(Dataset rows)
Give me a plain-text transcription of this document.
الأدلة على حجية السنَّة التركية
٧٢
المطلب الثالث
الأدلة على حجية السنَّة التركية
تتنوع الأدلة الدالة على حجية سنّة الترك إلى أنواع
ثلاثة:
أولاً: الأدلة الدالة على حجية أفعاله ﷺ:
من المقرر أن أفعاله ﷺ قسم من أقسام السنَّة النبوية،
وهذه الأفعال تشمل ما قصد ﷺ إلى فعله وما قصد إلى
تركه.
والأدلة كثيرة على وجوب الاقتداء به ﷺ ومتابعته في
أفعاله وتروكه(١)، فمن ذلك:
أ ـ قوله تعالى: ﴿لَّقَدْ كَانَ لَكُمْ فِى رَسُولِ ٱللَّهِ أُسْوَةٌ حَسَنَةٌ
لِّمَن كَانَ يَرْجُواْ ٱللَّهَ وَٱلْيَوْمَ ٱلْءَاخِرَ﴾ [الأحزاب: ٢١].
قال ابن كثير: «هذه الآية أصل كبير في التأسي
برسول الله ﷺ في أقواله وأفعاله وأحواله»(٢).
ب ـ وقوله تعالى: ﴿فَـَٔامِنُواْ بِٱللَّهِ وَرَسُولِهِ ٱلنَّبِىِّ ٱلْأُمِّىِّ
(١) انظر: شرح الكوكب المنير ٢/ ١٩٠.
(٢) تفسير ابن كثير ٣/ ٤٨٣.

* What to work on *
Print every record above exactly as written.

* Solution below *
Give me a plain-text transcription of this document.
الأدلة على حجية السنَّة التركية
٧٢
المطلب الثالث
الأدلة على حجية السنَّة التركية
تتنوع الأدلة الدالة على حجية سنّة الترك إلى أنواع
ثلاثة:
أولاً: الأدلة الدالة على حجية أفعاله ﷺ:
من المقرر أن أفعاله ﷺ قسم من أقسام السنَّة النبوية،
وهذه الأفعال تشمل ما قصد ﷺ إلى فعله وما قصد إلى
تركه.
والأدلة كثيرة على وجوب الاقتداء به ﷺ ومتابعته في
أفعاله وتروكه(١)، فمن ذلك:
أ ـ قوله تعالى: ﴿لَّقَدْ كَانَ لَكُمْ فِى رَسُولِ ٱللَّهِ أُسْوَةٌ حَسَنَةٌ
لِّمَن كَانَ يَرْجُواْ ٱللَّهَ وَٱلْيَوْمَ ٱلْءَاخِرَ﴾ [الأحزاب: ٢١].
قال ابن كثير: «هذه الآية أصل كبير في التأسي
برسول الله ﷺ في أقواله وأفعاله وأحواله»(٢).
ب ـ وقوله تعالى: ﴿فَـَٔامِنُواْ بِٱللَّهِ وَرَسُولِهِ ٱلنَّبِىِّ ٱلْأُمِّىِّ
(١) انظر: شرح الكوكب المنير ٢/ ١٩٠.
(٢) تفسير ابن كثير ٣/ ٤٨٣.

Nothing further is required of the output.